▶ Stated exercise
From the listing, collect all lines containing the word "теплоносія".

▶ Rows
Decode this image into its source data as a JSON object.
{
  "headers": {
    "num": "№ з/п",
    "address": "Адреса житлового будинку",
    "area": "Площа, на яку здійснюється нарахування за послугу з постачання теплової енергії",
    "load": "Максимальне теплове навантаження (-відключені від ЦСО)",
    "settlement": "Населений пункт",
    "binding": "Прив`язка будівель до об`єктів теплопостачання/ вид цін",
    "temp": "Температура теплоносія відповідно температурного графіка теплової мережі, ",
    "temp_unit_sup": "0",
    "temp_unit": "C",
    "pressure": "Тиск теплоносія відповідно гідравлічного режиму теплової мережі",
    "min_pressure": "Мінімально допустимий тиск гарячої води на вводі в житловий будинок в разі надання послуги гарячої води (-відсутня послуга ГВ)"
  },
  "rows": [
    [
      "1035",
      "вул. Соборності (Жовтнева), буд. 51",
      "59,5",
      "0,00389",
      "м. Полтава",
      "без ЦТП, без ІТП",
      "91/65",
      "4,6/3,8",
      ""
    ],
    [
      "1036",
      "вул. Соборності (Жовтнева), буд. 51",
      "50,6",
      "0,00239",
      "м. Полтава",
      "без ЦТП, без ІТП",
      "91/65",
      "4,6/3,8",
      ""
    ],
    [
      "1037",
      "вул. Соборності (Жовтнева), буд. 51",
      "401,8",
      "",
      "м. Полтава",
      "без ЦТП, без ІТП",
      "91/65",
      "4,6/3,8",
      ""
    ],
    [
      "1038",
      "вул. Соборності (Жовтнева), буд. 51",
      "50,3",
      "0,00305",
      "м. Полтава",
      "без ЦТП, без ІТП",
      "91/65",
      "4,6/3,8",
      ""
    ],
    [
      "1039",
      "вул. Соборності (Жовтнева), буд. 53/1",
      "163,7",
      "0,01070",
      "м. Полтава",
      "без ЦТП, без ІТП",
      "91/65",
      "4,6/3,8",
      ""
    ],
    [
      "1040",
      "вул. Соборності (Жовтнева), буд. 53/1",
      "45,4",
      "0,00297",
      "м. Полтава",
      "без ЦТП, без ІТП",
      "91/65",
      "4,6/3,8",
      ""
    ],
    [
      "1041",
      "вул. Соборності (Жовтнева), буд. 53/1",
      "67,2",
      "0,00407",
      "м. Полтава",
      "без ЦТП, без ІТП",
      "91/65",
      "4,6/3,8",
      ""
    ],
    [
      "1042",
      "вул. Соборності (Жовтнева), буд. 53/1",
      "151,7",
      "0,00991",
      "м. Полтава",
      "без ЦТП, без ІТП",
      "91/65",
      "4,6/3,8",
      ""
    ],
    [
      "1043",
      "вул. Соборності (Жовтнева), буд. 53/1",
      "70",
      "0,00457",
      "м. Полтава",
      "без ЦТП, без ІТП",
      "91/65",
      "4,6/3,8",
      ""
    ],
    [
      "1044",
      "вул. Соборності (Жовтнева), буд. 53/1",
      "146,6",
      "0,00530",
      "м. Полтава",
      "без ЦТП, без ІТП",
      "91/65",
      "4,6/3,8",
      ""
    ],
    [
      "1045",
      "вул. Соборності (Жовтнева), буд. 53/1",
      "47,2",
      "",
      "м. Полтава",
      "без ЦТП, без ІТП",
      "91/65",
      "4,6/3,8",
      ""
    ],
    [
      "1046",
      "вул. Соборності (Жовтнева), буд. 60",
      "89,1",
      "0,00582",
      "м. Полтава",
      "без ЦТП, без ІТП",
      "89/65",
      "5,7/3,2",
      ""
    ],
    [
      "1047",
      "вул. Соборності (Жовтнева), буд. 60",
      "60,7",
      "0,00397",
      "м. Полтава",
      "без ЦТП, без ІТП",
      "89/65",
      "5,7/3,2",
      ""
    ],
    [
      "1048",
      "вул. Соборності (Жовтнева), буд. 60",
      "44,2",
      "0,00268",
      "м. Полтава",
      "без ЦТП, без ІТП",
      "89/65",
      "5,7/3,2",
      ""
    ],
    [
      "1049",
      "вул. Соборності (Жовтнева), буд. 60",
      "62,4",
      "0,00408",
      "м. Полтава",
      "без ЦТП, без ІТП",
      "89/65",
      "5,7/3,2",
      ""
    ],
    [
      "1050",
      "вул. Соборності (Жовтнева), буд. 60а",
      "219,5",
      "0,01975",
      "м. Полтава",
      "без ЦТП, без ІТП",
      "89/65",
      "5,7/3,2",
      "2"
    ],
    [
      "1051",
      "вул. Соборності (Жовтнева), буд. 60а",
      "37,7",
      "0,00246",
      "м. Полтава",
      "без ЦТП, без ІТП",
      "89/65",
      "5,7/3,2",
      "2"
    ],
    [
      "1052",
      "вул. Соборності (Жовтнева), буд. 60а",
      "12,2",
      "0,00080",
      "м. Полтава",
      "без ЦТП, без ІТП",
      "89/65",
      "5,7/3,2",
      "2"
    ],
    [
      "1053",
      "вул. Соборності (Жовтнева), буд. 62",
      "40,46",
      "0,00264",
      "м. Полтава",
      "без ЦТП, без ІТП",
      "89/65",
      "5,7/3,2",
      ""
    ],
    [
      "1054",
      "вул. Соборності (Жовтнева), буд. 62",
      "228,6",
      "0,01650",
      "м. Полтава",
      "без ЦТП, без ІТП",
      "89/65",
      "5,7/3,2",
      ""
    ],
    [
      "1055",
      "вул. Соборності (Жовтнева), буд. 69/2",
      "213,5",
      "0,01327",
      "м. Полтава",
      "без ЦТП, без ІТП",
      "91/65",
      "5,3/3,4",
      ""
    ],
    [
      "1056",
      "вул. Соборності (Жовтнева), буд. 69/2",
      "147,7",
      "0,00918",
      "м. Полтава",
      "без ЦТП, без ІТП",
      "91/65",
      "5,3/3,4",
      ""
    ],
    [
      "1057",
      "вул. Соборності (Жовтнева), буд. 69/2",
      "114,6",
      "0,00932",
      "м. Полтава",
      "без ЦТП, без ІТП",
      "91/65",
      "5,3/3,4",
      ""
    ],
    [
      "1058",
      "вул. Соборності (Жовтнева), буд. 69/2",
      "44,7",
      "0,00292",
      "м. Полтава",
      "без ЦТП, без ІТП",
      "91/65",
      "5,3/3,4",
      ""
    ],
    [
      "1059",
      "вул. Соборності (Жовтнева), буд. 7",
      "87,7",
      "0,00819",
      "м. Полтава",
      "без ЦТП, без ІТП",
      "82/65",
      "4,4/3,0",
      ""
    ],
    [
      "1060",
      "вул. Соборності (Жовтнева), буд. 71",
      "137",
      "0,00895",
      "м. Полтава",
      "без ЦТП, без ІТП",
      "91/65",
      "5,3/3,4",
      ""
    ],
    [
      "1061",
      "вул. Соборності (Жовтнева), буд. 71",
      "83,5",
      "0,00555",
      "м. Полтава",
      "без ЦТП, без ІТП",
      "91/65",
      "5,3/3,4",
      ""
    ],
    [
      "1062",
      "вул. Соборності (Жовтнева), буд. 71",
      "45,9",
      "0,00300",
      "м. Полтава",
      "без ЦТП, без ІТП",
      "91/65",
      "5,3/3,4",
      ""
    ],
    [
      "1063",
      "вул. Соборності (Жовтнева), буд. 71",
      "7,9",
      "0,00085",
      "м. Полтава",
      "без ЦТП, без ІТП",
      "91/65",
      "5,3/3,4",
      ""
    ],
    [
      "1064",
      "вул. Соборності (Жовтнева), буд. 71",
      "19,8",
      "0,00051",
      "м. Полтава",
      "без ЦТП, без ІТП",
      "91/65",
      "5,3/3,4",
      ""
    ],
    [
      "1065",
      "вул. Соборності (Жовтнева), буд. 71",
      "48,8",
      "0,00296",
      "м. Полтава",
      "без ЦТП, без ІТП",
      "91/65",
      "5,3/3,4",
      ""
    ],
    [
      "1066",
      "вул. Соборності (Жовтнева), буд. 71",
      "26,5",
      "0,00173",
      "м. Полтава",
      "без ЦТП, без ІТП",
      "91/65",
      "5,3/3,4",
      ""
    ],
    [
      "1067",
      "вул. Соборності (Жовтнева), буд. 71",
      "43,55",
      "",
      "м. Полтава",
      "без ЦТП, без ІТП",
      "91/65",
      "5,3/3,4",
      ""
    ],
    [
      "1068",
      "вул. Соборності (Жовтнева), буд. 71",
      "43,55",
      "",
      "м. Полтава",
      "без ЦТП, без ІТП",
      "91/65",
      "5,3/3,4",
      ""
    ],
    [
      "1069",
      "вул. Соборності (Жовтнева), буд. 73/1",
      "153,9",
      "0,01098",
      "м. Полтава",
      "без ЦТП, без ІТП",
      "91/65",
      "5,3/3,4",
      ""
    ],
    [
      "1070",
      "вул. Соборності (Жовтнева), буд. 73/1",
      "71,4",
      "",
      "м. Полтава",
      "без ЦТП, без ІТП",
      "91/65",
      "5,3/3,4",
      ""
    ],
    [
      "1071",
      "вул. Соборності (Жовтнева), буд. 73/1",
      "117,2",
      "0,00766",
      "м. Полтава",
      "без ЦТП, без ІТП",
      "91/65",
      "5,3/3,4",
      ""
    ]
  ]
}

▶ Solution to this task
    "temp": "Температура теплоносія відповідно температурного графіка теплової мережі, ",
    "pressure": "Тиск теплоносія відповідно гідравлічного режиму теплової мережі",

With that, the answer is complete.